#### [PROBLEM TO WORK ON]
Word for word, reproduce the records, keeping none of the pictures.

[Items from a dataset]
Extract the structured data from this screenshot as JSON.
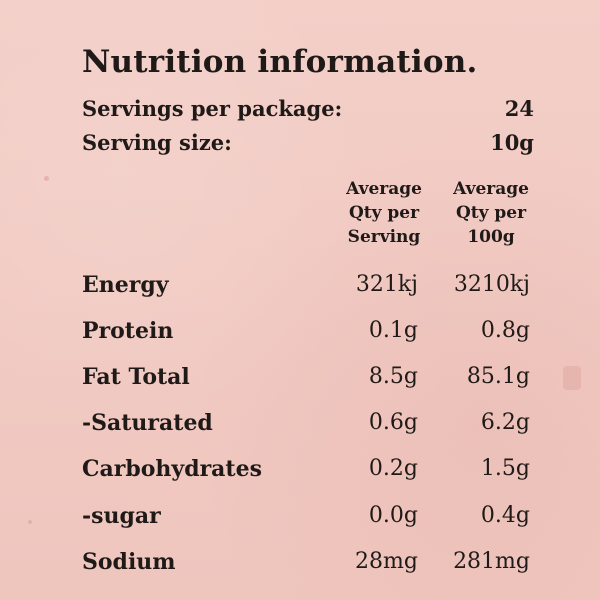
{
  "label": {
    "title": "Nutrition information.",
    "servings_per_package_label": "Servings per package:",
    "servings_per_package_value": "24",
    "serving_size_label": "Serving size:",
    "serving_size_value": "10g",
    "column_headers": [
      "Average\nQty per\nServing",
      "Average\nQty per\n100g"
    ],
    "rows": [
      {
        "name": "Energy",
        "per_serving": "321kj",
        "per_100g": "3210kj"
      },
      {
        "name": "Protein",
        "per_serving": "0.1g",
        "per_100g": "0.8g"
      },
      {
        "name": "Fat Total",
        "per_serving": "8.5g",
        "per_100g": "85.1g"
      },
      {
        "name": "-Saturated",
        "per_serving": "0.6g",
        "per_100g": "6.2g"
      },
      {
        "name": "Carbohydrates",
        "per_serving": "0.2g",
        "per_100g": "1.5g"
      },
      {
        "name": "-sugar",
        "per_serving": "0.0g",
        "per_100g": "0.4g"
      },
      {
        "name": "Sodium",
        "per_serving": "28mg",
        "per_100g": "281mg"
      }
    ]
  },
  "colors": {
    "background": "#f1c9c2",
    "text": "#1f1a18"
  }
}
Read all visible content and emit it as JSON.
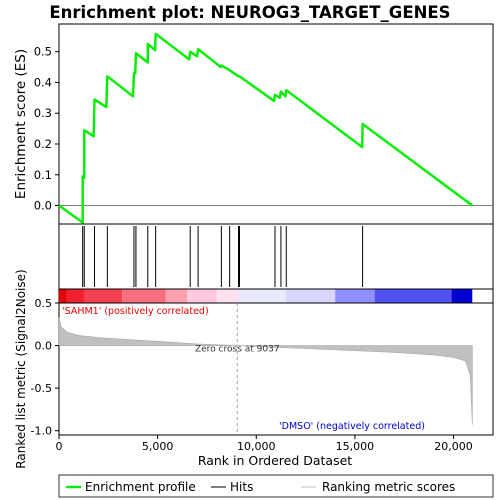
{
  "chart_data": {
    "type": "line",
    "title": "Enrichment plot: NEUROG3_TARGET_GENES",
    "colors": {
      "enrichment_line": "#00ee00",
      "hits": "#000000",
      "ranking_fill": "#c0c0c0",
      "zero_line": "#808080",
      "pos_label": "#ee0000",
      "neg_label": "#0000cc"
    },
    "x_range": [
      0,
      22000
    ],
    "x_ticks": [
      {
        "value": 0,
        "label": "0"
      },
      {
        "value": 5000,
        "label": "5,000"
      },
      {
        "value": 10000,
        "label": "10,000"
      },
      {
        "value": 15000,
        "label": "15,000"
      },
      {
        "value": 20000,
        "label": "20,000"
      }
    ],
    "xlabel": "Rank in Ordered Dataset",
    "enrichment_panel": {
      "ylabel": "Enrichment score (ES)",
      "ylim": [
        -0.06,
        0.59
      ],
      "y_ticks": [
        {
          "value": 0.0,
          "label": "0.0"
        },
        {
          "value": 0.1,
          "label": "0.1"
        },
        {
          "value": 0.2,
          "label": "0.2"
        },
        {
          "value": 0.3,
          "label": "0.3"
        },
        {
          "value": 0.4,
          "label": "0.4"
        },
        {
          "value": 0.5,
          "label": "0.5"
        }
      ],
      "es_points": [
        {
          "x": 0,
          "y": 0.0
        },
        {
          "x": 1200,
          "y": -0.055
        },
        {
          "x": 1200,
          "y": 0.095
        },
        {
          "x": 1280,
          "y": 0.09
        },
        {
          "x": 1280,
          "y": 0.245
        },
        {
          "x": 1760,
          "y": 0.225
        },
        {
          "x": 1800,
          "y": 0.345
        },
        {
          "x": 2400,
          "y": 0.32
        },
        {
          "x": 2450,
          "y": 0.42
        },
        {
          "x": 3750,
          "y": 0.355
        },
        {
          "x": 3800,
          "y": 0.43
        },
        {
          "x": 3870,
          "y": 0.43
        },
        {
          "x": 3900,
          "y": 0.495
        },
        {
          "x": 4500,
          "y": 0.465
        },
        {
          "x": 4500,
          "y": 0.525
        },
        {
          "x": 4870,
          "y": 0.505
        },
        {
          "x": 4900,
          "y": 0.558
        },
        {
          "x": 6600,
          "y": 0.475
        },
        {
          "x": 6650,
          "y": 0.5
        },
        {
          "x": 7000,
          "y": 0.485
        },
        {
          "x": 7050,
          "y": 0.508
        },
        {
          "x": 8200,
          "y": 0.45
        },
        {
          "x": 8230,
          "y": 0.455
        },
        {
          "x": 8650,
          "y": 0.44
        },
        {
          "x": 9100,
          "y": 0.42
        },
        {
          "x": 9150,
          "y": 0.42
        },
        {
          "x": 10900,
          "y": 0.34
        },
        {
          "x": 10950,
          "y": 0.36
        },
        {
          "x": 11200,
          "y": 0.35
        },
        {
          "x": 11250,
          "y": 0.37
        },
        {
          "x": 11480,
          "y": 0.355
        },
        {
          "x": 11520,
          "y": 0.375
        },
        {
          "x": 15370,
          "y": 0.19
        },
        {
          "x": 15390,
          "y": 0.265
        },
        {
          "x": 20950,
          "y": 0.0
        }
      ]
    },
    "hits_panel": {
      "hit_positions": [
        1200,
        1280,
        1800,
        2450,
        3800,
        3900,
        4500,
        4900,
        6650,
        7050,
        8230,
        8650,
        9100,
        9150,
        10950,
        11250,
        11520,
        15390
      ]
    },
    "ranking_panel": {
      "ylabel": "Ranked list metric (Signal2Noise)",
      "ylim": [
        -1.05,
        0.5
      ],
      "y_ticks": [
        {
          "value": 0.5,
          "label": "0.5"
        },
        {
          "value": 0.0,
          "label": "0.0"
        },
        {
          "value": -0.5,
          "label": "-0.5"
        },
        {
          "value": -1.0,
          "label": "-1.0"
        }
      ],
      "metric_curve": [
        {
          "x": 0,
          "y": 0.33
        },
        {
          "x": 100,
          "y": 0.22
        },
        {
          "x": 400,
          "y": 0.16
        },
        {
          "x": 1000,
          "y": 0.12
        },
        {
          "x": 2000,
          "y": 0.095
        },
        {
          "x": 3500,
          "y": 0.07
        },
        {
          "x": 5000,
          "y": 0.05
        },
        {
          "x": 7000,
          "y": 0.02
        },
        {
          "x": 9037,
          "y": 0.0
        },
        {
          "x": 11000,
          "y": -0.02
        },
        {
          "x": 13000,
          "y": -0.04
        },
        {
          "x": 15000,
          "y": -0.06
        },
        {
          "x": 17000,
          "y": -0.08
        },
        {
          "x": 19000,
          "y": -0.11
        },
        {
          "x": 20000,
          "y": -0.14
        },
        {
          "x": 20600,
          "y": -0.18
        },
        {
          "x": 20850,
          "y": -0.35
        },
        {
          "x": 20950,
          "y": -0.93
        }
      ],
      "zero_cross": 9037,
      "zero_cross_label": "Zero cross at 9037",
      "pos_label": "'SAHM1' (positively correlated)",
      "neg_label": "'DMSO' (negatively correlated)"
    },
    "legend": {
      "placement": "bottom",
      "items": [
        {
          "label": "Enrichment profile",
          "color": "#00ee00",
          "style": "thick"
        },
        {
          "label": "Hits",
          "color": "#000000",
          "style": "thin"
        },
        {
          "label": "Ranking metric scores",
          "color": "#c0c0c0",
          "style": "thin"
        }
      ]
    },
    "colorbar_stops": [
      {
        "x": 0,
        "color": "#e8000a"
      },
      {
        "x": 400,
        "color": "#f02030"
      },
      {
        "x": 1300,
        "color": "#f44050"
      },
      {
        "x": 3200,
        "color": "#f87080"
      },
      {
        "x": 5400,
        "color": "#fca0b0"
      },
      {
        "x": 6500,
        "color": "#ffc8e0"
      },
      {
        "x": 8000,
        "color": "#ffe0f0"
      },
      {
        "x": 9100,
        "color": "#e8e8ff"
      },
      {
        "x": 11500,
        "color": "#d8d8ff"
      },
      {
        "x": 14000,
        "color": "#9090ff"
      },
      {
        "x": 16000,
        "color": "#5050ee"
      },
      {
        "x": 19900,
        "color": "#0000d0"
      },
      {
        "x": 20950,
        "color": "#0000d0"
      }
    ]
  }
}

#### [SOLVED EXERCISE]
Extract the structured data from this screenshot as JSON.
{
  "label": {
    "title": "Nutrition information.",
    "servings_per_package_label": "Servings per package:",
    "servings_per_package_value": "24",
    "serving_size_label": "Serving size:",
    "serving_size_value": "10g",
    "column_headers": [
      "Average\nQty per\nServing",
      "Average\nQty per\n100g"
    ],
    "rows": [
      {
        "name": "Energy",
        "per_serving": "321kj",
        "per_100g": "3210kj"
      },
      {
        "name": "Protein",
        "per_serving": "0.1g",
        "per_100g": "0.8g"
      },
      {
        "name": "Fat Total",
        "per_serving": "8.5g",
        "per_100g": "85.1g"
      },
      {
        "name": "-Saturated",
        "per_serving": "0.6g",
        "per_100g": "6.2g"
      },
      {
        "name": "Carbohydrates",
        "per_serving": "0.2g",
        "per_100g": "1.5g"
      },
      {
        "name": "-sugar",
        "per_serving": "0.0g",
        "per_100g": "0.4g"
      },
      {
        "name": "Sodium",
        "per_serving": "28mg",
        "per_100g": "281mg"
      }
    ]
  },
  "colors": {
    "background": "#f1c9c2",
    "text": "#1f1a18"
  }
}
Read all visible content and emit it as JSON.
{
  "chart_data": {
    "type": "line",
    "title": "Enrichment plot: NEUROG3_TARGET_GENES",
    "colors": {
      "enrichment_line": "#00ee00",
      "hits": "#000000",
      "ranking_fill": "#c0c0c0",
      "zero_line": "#808080",
      "pos_label": "#ee0000",
      "neg_label": "#0000cc"
    },
    "x_range": [
      0,
      22000
    ],
    "x_ticks": [
      {
        "value": 0,
        "label": "0"
      },
      {
        "value": 5000,
        "label": "5,000"
      },
      {
        "value": 10000,
        "label": "10,000"
      },
      {
        "value": 15000,
        "label": "15,000"
      },
      {
        "value": 20000,
        "label": "20,000"
      }
    ],
    "xlabel": "Rank in Ordered Dataset",
    "enrichment_panel": {
      "ylabel": "Enrichment score (ES)",
      "ylim": [
        -0.06,
        0.59
      ],
      "y_ticks": [
        {
          "value": 0.0,
          "label": "0.0"
        },
        {
          "value": 0.1,
          "label": "0.1"
        },
        {
          "value": 0.2,
          "label": "0.2"
        },
        {
          "value": 0.3,
          "label": "0.3"
        },
        {
          "value": 0.4,
          "label": "0.4"
        },
        {
          "value": 0.5,
          "label": "0.5"
        }
      ],
      "es_points": [
        {
          "x": 0,
          "y": 0.0
        },
        {
          "x": 1200,
          "y": -0.055
        },
        {
          "x": 1200,
          "y": 0.095
        },
        {
          "x": 1280,
          "y": 0.09
        },
        {
          "x": 1280,
          "y": 0.245
        },
        {
          "x": 1760,
          "y": 0.225
        },
        {
          "x": 1800,
          "y": 0.345
        },
        {
          "x": 2400,
          "y": 0.32
        },
        {
          "x": 2450,
          "y": 0.42
        },
        {
          "x": 3750,
          "y": 0.355
        },
        {
          "x": 3800,
          "y": 0.43
        },
        {
          "x": 3870,
          "y": 0.43
        },
        {
          "x": 3900,
          "y": 0.495
        },
        {
          "x": 4500,
          "y": 0.465
        },
        {
          "x": 4500,
          "y": 0.525
        },
        {
          "x": 4870,
          "y": 0.505
        },
        {
          "x": 4900,
          "y": 0.558
        },
        {
          "x": 6600,
          "y": 0.475
        },
        {
          "x": 6650,
          "y": 0.5
        },
        {
          "x": 7000,
          "y": 0.485
        },
        {
          "x": 7050,
          "y": 0.508
        },
        {
          "x": 8200,
          "y": 0.45
        },
        {
          "x": 8230,
          "y": 0.455
        },
        {
          "x": 8650,
          "y": 0.44
        },
        {
          "x": 9100,
          "y": 0.42
        },
        {
          "x": 9150,
          "y": 0.42
        },
        {
          "x": 10900,
          "y": 0.34
        },
        {
          "x": 10950,
          "y": 0.36
        },
        {
          "x": 11200,
          "y": 0.35
        },
        {
          "x": 11250,
          "y": 0.37
        },
        {
          "x": 11480,
          "y": 0.355
        },
        {
          "x": 11520,
          "y": 0.375
        },
        {
          "x": 15370,
          "y": 0.19
        },
        {
          "x": 15390,
          "y": 0.265
        },
        {
          "x": 20950,
          "y": 0.0
        }
      ]
    },
    "hits_panel": {
      "hit_positions": [
        1200,
        1280,
        1800,
        2450,
        3800,
        3900,
        4500,
        4900,
        6650,
        7050,
        8230,
        8650,
        9100,
        9150,
        10950,
        11250,
        11520,
        15390
      ]
    },
    "ranking_panel": {
      "ylabel": "Ranked list metric (Signal2Noise)",
      "ylim": [
        -1.05,
        0.5
      ],
      "y_ticks": [
        {
          "value": 0.5,
          "label": "0.5"
        },
        {
          "value": 0.0,
          "label": "0.0"
        },
        {
          "value": -0.5,
          "label": "-0.5"
        },
        {
          "value": -1.0,
          "label": "-1.0"
        }
      ],
      "metric_curve": [
        {
          "x": 0,
          "y": 0.33
        },
        {
          "x": 100,
          "y": 0.22
        },
        {
          "x": 400,
          "y": 0.16
        },
        {
          "x": 1000,
          "y": 0.12
        },
        {
          "x": 2000,
          "y": 0.095
        },
        {
          "x": 3500,
          "y": 0.07
        },
        {
          "x": 5000,
          "y": 0.05
        },
        {
          "x": 7000,
          "y": 0.02
        },
        {
          "x": 9037,
          "y": 0.0
        },
        {
          "x": 11000,
          "y": -0.02
        },
        {
          "x": 13000,
          "y": -0.04
        },
        {
          "x": 15000,
          "y": -0.06
        },
        {
          "x": 17000,
          "y": -0.08
        },
        {
          "x": 19000,
          "y": -0.11
        },
        {
          "x": 20000,
          "y": -0.14
        },
        {
          "x": 20600,
          "y": -0.18
        },
        {
          "x": 20850,
          "y": -0.35
        },
        {
          "x": 20950,
          "y": -0.93
        }
      ],
      "zero_cross": 9037,
      "zero_cross_label": "Zero cross at 9037",
      "pos_label": "'SAHM1' (positively correlated)",
      "neg_label": "'DMSO' (negatively correlated)"
    },
    "legend": {
      "placement": "bottom",
      "items": [
        {
          "label": "Enrichment profile",
          "color": "#00ee00",
          "style": "thick"
        },
        {
          "label": "Hits",
          "color": "#000000",
          "style": "thin"
        },
        {
          "label": "Ranking metric scores",
          "color": "#c0c0c0",
          "style": "thin"
        }
      ]
    },
    "colorbar_stops": [
      {
        "x": 0,
        "color": "#e8000a"
      },
      {
        "x": 400,
        "color": "#f02030"
      },
      {
        "x": 1300,
        "color": "#f44050"
      },
      {
        "x": 3200,
        "color": "#f87080"
      },
      {
        "x": 5400,
        "color": "#fca0b0"
      },
      {
        "x": 6500,
        "color": "#ffc8e0"
      },
      {
        "x": 8000,
        "color": "#ffe0f0"
      },
      {
        "x": 9100,
        "color": "#e8e8ff"
      },
      {
        "x": 11500,
        "color": "#d8d8ff"
      },
      {
        "x": 14000,
        "color": "#9090ff"
      },
      {
        "x": 16000,
        "color": "#5050ee"
      },
      {
        "x": 19900,
        "color": "#0000d0"
      },
      {
        "x": 20950,
        "color": "#0000d0"
      }
    ]
  }
}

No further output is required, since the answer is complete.